— TASK —
Scan the records for the word "name". Copy each line that includes it.
═══ DATASET ROWS
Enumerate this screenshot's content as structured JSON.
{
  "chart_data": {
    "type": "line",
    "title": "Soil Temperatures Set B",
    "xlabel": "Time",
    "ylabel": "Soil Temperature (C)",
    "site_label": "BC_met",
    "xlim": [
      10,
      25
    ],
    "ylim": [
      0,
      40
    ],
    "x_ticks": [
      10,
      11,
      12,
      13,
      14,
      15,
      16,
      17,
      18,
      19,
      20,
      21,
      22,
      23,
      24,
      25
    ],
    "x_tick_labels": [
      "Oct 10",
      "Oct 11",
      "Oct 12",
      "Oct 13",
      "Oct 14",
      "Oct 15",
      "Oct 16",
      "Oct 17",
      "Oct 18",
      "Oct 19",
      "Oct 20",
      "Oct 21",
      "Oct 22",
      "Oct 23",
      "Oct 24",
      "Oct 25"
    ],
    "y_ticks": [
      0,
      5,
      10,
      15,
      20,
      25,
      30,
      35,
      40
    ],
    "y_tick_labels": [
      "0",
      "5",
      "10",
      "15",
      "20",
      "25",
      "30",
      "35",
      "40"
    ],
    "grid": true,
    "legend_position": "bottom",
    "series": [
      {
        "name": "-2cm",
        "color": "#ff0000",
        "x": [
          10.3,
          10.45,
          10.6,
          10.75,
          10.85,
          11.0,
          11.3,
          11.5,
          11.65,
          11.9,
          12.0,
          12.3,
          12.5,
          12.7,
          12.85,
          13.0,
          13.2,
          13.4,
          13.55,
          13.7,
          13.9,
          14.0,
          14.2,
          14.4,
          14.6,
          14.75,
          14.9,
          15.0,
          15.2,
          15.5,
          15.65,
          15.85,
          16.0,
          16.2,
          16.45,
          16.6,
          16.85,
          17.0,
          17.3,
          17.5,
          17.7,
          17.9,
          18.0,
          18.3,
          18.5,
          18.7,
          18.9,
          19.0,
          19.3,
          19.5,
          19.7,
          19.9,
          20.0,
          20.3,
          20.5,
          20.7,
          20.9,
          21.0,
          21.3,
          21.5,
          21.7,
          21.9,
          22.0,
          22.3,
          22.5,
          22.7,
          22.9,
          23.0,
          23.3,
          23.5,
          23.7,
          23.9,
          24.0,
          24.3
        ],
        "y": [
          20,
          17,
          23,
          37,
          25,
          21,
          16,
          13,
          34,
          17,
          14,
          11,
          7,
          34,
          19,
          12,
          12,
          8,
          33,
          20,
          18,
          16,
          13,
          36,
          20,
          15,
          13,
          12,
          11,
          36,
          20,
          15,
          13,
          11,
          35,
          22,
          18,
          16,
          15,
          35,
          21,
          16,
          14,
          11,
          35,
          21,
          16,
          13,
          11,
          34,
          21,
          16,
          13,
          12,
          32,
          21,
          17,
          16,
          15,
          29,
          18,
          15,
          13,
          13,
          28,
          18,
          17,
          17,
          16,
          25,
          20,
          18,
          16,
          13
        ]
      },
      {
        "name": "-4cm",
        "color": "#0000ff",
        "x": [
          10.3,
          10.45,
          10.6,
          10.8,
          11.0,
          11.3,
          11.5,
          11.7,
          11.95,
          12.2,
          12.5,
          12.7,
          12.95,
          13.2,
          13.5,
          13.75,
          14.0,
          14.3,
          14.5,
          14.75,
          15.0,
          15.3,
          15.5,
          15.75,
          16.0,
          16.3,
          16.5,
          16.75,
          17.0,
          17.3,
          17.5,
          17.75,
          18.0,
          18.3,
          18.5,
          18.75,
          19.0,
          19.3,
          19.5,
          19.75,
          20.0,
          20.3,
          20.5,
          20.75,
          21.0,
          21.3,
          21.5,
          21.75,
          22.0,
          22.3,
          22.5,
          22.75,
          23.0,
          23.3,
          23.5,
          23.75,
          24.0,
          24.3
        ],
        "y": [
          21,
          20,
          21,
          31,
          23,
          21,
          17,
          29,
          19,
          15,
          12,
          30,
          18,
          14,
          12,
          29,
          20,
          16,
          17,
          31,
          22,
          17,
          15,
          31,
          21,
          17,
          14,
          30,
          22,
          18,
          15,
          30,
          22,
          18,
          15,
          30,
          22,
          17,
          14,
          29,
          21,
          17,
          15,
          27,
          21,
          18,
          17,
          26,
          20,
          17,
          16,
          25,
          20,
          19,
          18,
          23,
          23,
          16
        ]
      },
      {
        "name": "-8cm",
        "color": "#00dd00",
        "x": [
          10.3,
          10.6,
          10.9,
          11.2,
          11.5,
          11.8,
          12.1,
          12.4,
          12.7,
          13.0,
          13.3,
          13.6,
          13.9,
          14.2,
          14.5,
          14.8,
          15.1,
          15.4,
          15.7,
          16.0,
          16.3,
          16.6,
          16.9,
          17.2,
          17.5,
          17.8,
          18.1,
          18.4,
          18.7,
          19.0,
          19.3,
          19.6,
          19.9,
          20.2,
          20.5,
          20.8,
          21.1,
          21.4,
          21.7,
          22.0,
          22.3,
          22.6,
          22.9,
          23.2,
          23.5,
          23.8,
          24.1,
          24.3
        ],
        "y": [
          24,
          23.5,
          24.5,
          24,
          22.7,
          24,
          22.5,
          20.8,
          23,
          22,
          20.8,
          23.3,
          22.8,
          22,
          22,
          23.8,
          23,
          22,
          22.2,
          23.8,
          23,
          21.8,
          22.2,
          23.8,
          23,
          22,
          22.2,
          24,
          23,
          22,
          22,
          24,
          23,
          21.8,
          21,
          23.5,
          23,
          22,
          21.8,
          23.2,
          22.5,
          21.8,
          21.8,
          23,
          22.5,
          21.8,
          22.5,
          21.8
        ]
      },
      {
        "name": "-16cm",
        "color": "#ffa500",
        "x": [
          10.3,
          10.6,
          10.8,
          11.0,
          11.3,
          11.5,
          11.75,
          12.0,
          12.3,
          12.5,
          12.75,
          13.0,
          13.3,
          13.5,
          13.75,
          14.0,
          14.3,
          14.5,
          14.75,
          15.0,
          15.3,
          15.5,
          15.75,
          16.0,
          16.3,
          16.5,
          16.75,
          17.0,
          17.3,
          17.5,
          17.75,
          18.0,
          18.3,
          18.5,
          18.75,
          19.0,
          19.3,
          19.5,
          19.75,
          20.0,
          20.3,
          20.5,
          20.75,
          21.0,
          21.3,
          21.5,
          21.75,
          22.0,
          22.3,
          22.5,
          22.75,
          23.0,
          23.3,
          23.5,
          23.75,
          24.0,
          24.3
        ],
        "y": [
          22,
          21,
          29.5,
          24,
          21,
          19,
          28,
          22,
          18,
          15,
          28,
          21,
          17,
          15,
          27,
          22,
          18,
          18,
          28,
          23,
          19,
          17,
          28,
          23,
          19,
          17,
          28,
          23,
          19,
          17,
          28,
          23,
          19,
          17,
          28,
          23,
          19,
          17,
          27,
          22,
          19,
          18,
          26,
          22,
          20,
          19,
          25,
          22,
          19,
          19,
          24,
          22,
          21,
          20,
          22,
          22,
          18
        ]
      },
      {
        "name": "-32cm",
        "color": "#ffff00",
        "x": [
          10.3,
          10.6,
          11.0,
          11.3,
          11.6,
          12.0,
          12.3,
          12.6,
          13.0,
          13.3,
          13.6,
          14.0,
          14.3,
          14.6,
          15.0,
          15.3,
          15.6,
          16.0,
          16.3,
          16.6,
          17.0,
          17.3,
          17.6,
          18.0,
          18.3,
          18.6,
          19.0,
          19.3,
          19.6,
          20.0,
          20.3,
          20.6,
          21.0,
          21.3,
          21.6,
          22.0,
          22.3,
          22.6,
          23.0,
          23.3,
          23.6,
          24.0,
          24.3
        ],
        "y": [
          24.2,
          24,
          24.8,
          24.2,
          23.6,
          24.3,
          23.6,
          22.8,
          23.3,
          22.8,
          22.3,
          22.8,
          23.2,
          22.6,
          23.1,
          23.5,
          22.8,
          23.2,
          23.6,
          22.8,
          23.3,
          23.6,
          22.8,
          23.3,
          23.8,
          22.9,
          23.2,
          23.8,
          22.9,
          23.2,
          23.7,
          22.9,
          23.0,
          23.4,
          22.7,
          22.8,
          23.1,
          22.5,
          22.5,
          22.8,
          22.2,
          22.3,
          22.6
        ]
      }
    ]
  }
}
══════
— SOLUTION —
        "name": "-2cm",
        "name": "-4cm",
        "name": "-8cm",
        "name": "-16cm",
        "name": "-32cm",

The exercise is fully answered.